(Records from a data collection)
** START **

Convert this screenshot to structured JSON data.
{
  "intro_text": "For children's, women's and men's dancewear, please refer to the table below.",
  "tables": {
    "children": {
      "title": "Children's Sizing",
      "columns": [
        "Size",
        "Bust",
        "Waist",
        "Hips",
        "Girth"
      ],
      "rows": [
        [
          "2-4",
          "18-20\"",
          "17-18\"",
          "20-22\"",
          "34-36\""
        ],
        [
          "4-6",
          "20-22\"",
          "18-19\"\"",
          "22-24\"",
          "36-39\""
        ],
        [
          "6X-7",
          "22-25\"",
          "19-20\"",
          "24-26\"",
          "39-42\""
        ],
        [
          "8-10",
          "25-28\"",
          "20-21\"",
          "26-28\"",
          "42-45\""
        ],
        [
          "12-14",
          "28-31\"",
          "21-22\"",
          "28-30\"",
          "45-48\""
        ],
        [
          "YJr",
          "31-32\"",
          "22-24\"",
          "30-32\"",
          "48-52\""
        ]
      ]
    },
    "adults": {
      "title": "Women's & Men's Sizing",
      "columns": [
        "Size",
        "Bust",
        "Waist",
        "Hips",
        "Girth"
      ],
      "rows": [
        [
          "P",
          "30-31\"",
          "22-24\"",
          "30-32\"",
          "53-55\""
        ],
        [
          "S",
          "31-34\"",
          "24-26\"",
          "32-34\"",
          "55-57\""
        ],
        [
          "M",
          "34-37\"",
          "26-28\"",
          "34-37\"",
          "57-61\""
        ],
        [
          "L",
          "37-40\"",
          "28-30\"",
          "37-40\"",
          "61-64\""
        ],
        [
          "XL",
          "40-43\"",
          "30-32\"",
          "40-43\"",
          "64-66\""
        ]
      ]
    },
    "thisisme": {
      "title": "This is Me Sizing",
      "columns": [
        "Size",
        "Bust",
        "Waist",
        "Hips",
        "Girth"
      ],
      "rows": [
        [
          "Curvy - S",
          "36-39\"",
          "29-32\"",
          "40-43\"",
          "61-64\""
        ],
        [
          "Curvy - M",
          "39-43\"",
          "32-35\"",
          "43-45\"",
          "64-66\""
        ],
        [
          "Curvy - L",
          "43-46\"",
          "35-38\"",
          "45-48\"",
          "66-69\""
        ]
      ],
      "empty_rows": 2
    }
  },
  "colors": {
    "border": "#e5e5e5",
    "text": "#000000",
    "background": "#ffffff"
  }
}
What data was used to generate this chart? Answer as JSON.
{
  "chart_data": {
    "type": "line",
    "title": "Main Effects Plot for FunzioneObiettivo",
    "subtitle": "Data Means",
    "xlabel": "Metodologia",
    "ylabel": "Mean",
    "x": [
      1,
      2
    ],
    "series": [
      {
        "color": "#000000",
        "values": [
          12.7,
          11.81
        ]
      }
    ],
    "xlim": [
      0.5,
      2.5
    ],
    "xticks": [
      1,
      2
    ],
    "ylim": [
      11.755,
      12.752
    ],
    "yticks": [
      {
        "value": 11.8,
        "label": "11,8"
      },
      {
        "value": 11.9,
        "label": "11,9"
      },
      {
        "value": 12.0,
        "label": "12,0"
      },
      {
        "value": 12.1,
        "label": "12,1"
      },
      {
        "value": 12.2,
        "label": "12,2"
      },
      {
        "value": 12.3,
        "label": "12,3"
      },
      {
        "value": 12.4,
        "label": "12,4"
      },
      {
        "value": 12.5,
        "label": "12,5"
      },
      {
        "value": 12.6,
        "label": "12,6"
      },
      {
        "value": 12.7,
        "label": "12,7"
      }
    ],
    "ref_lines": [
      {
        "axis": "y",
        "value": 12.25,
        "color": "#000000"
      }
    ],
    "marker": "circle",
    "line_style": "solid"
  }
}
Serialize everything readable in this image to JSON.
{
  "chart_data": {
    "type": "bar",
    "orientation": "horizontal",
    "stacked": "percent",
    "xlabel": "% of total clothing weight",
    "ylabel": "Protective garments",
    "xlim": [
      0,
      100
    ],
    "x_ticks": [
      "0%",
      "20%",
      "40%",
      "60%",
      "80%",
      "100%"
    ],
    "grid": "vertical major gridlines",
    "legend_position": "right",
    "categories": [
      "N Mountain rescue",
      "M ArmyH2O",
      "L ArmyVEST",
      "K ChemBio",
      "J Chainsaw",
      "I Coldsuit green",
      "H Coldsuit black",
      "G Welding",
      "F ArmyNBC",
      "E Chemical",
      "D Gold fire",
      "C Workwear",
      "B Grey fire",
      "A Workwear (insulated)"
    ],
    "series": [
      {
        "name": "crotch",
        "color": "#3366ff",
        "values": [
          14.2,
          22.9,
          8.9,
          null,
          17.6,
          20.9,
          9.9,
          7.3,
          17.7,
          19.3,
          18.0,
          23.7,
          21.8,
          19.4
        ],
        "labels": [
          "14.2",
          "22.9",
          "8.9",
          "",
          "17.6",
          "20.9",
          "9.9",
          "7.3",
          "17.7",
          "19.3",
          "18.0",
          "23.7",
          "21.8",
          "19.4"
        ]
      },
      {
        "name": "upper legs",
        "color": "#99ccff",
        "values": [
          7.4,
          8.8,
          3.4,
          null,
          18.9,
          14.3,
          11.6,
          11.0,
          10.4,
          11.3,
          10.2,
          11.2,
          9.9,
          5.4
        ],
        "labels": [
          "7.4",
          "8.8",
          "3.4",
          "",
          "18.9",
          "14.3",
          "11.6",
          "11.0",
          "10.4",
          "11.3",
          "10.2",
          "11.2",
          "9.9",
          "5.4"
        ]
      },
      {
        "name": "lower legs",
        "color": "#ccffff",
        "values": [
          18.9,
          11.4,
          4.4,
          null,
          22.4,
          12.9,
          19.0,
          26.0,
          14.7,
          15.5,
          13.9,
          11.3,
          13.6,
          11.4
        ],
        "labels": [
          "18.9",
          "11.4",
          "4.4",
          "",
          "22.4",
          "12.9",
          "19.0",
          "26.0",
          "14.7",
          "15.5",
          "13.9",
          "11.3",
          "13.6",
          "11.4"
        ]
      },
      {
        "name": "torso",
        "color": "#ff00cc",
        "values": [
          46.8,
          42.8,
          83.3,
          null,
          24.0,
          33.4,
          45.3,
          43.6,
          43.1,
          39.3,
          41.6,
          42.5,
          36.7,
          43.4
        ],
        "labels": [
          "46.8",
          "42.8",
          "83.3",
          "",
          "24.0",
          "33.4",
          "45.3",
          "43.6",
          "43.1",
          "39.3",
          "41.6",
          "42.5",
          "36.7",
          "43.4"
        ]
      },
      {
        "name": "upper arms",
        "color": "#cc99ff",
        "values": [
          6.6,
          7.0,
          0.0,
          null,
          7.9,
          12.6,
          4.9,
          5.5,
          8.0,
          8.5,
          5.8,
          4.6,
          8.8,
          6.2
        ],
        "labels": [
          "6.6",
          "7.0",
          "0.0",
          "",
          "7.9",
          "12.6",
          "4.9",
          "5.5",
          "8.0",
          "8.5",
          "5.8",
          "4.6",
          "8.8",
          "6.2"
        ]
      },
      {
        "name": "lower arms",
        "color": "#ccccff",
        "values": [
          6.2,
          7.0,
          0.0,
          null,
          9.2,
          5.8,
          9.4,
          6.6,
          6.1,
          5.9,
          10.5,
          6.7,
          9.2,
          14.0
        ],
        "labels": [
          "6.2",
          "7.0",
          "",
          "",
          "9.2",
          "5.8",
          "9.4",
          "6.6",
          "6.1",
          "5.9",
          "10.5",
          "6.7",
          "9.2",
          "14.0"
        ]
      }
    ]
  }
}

** END **

EXERCISE PROMPT:
Repeat the records above exactly as they appear.

FULL OUTPUT:
Convert this screenshot to structured JSON data.
{
  "intro_text": "For children's, women's and men's dancewear, please refer to the table below.",
  "tables": {
    "children": {
      "title": "Children's Sizing",
      "columns": [
        "Size",
        "Bust",
        "Waist",
        "Hips",
        "Girth"
      ],
      "rows": [
        [
          "2-4",
          "18-20\"",
          "17-18\"",
          "20-22\"",
          "34-36\""
        ],
        [
          "4-6",
          "20-22\"",
          "18-19\"\"",
          "22-24\"",
          "36-39\""
        ],
        [
          "6X-7",
          "22-25\"",
          "19-20\"",
          "24-26\"",
          "39-42\""
        ],
        [
          "8-10",
          "25-28\"",
          "20-21\"",
          "26-28\"",
          "42-45\""
        ],
        [
          "12-14",
          "28-31\"",
          "21-22\"",
          "28-30\"",
          "45-48\""
        ],
        [
          "YJr",
          "31-32\"",
          "22-24\"",
          "30-32\"",
          "48-52\""
        ]
      ]
    },
    "adults": {
      "title": "Women's & Men's Sizing",
      "columns": [
        "Size",
        "Bust",
        "Waist",
        "Hips",
        "Girth"
      ],
      "rows": [
        [
          "P",
          "30-31\"",
          "22-24\"",
          "30-32\"",
          "53-55\""
        ],
        [
          "S",
          "31-34\"",
          "24-26\"",
          "32-34\"",
          "55-57\""
        ],
        [
          "M",
          "34-37\"",
          "26-28\"",
          "34-37\"",
          "57-61\""
        ],
        [
          "L",
          "37-40\"",
          "28-30\"",
          "37-40\"",
          "61-64\""
        ],
        [
          "XL",
          "40-43\"",
          "30-32\"",
          "40-43\"",
          "64-66\""
        ]
      ]
    },
    "thisisme": {
      "title": "This is Me Sizing",
      "columns": [
        "Size",
        "Bust",
        "Waist",
        "Hips",
        "Girth"
      ],
      "rows": [
        [
          "Curvy - S",
          "36-39\"",
          "29-32\"",
          "40-43\"",
          "61-64\""
        ],
        [
          "Curvy - M",
          "39-43\"",
          "32-35\"",
          "43-45\"",
          "64-66\""
        ],
        [
          "Curvy - L",
          "43-46\"",
          "35-38\"",
          "45-48\"",
          "66-69\""
        ]
      ],
      "empty_rows": 2
    }
  },
  "colors": {
    "border": "#e5e5e5",
    "text": "#000000",
    "background": "#ffffff"
  }
}
What data was used to generate this chart? Answer as JSON.
{
  "chart_data": {
    "type": "line",
    "title": "Main Effects Plot for FunzioneObiettivo",
    "subtitle": "Data Means",
    "xlabel": "Metodologia",
    "ylabel": "Mean",
    "x": [
      1,
      2
    ],
    "series": [
      {
        "color": "#000000",
        "values": [
          12.7,
          11.81
        ]
      }
    ],
    "xlim": [
      0.5,
      2.5
    ],
    "xticks": [
      1,
      2
    ],
    "ylim": [
      11.755,
      12.752
    ],
    "yticks": [
      {
        "value": 11.8,
        "label": "11,8"
      },
      {
        "value": 11.9,
        "label": "11,9"
      },
      {
        "value": 12.0,
        "label": "12,0"
      },
      {
        "value": 12.1,
        "label": "12,1"
      },
      {
        "value": 12.2,
        "label": "12,2"
      },
      {
        "value": 12.3,
        "label": "12,3"
      },
      {
        "value": 12.4,
        "label": "12,4"
      },
      {
        "value": 12.5,
        "label": "12,5"
      },
      {
        "value": 12.6,
        "label": "12,6"
      },
      {
        "value": 12.7,
        "label": "12,7"
      }
    ],
    "ref_lines": [
      {
        "axis": "y",
        "value": 12.25,
        "color": "#000000"
      }
    ],
    "marker": "circle",
    "line_style": "solid"
  }
}
Serialize everything readable in this image to JSON.
{
  "chart_data": {
    "type": "bar",
    "orientation": "horizontal",
    "stacked": "percent",
    "xlabel": "% of total clothing weight",
    "ylabel": "Protective garments",
    "xlim": [
      0,
      100
    ],
    "x_ticks": [
      "0%",
      "20%",
      "40%",
      "60%",
      "80%",
      "100%"
    ],
    "grid": "vertical major gridlines",
    "legend_position": "right",
    "categories": [
      "N Mountain rescue",
      "M ArmyH2O",
      "L ArmyVEST",
      "K ChemBio",
      "J Chainsaw",
      "I Coldsuit green",
      "H Coldsuit black",
      "G Welding",
      "F ArmyNBC",
      "E Chemical",
      "D Gold fire",
      "C Workwear",
      "B Grey fire",
      "A Workwear (insulated)"
    ],
    "series": [
      {
        "name": "crotch",
        "color": "#3366ff",
        "values": [
          14.2,
          22.9,
          8.9,
          null,
          17.6,
          20.9,
          9.9,
          7.3,
          17.7,
          19.3,
          18.0,
          23.7,
          21.8,
          19.4
        ],
        "labels": [
          "14.2",
          "22.9",
          "8.9",
          "",
          "17.6",
          "20.9",
          "9.9",
          "7.3",
          "17.7",
          "19.3",
          "18.0",
          "23.7",
          "21.8",
          "19.4"
        ]
      },
      {
        "name": "upper legs",
        "color": "#99ccff",
        "values": [
          7.4,
          8.8,
          3.4,
          null,
          18.9,
          14.3,
          11.6,
          11.0,
          10.4,
          11.3,
          10.2,
          11.2,
          9.9,
          5.4
        ],
        "labels": [
          "7.4",
          "8.8",
          "3.4",
          "",
          "18.9",
          "14.3",
          "11.6",
          "11.0",
          "10.4",
          "11.3",
          "10.2",
          "11.2",
          "9.9",
          "5.4"
        ]
      },
      {
        "name": "lower legs",
        "color": "#ccffff",
        "values": [
          18.9,
          11.4,
          4.4,
          null,
          22.4,
          12.9,
          19.0,
          26.0,
          14.7,
          15.5,
          13.9,
          11.3,
          13.6,
          11.4
        ],
        "labels": [
          "18.9",
          "11.4",
          "4.4",
          "",
          "22.4",
          "12.9",
          "19.0",
          "26.0",
          "14.7",
          "15.5",
          "13.9",
          "11.3",
          "13.6",
          "11.4"
        ]
      },
      {
        "name": "torso",
        "color": "#ff00cc",
        "values": [
          46.8,
          42.8,
          83.3,
          null,
          24.0,
          33.4,
          45.3,
          43.6,
          43.1,
          39.3,
          41.6,
          42.5,
          36.7,
          43.4
        ],
        "labels": [
          "46.8",
          "42.8",
          "83.3",
          "",
          "24.0",
          "33.4",
          "45.3",
          "43.6",
          "43.1",
          "39.3",
          "41.6",
          "42.5",
          "36.7",
          "43.4"
        ]
      },
      {
        "name": "upper arms",
        "color": "#cc99ff",
        "values": [
          6.6,
          7.0,
          0.0,
          null,
          7.9,
          12.6,
          4.9,
          5.5,
          8.0,
          8.5,
          5.8,
          4.6,
          8.8,
          6.2
        ],
        "labels": [
          "6.6",
          "7.0",
          "0.0",
          "",
          "7.9",
          "12.6",
          "4.9",
          "5.5",
          "8.0",
          "8.5",
          "5.8",
          "4.6",
          "8.8",
          "6.2"
        ]
      },
      {
        "name": "lower arms",
        "color": "#ccccff",
        "values": [
          6.2,
          7.0,
          0.0,
          null,
          9.2,
          5.8,
          9.4,
          6.6,
          6.1,
          5.9,
          10.5,
          6.7,
          9.2,
          14.0
        ],
        "labels": [
          "6.2",
          "7.0",
          "",
          "",
          "9.2",
          "5.8",
          "9.4",
          "6.6",
          "6.1",
          "5.9",
          "10.5",
          "6.7",
          "9.2",
          "14.0"
        ]
      }
    ]
  }
}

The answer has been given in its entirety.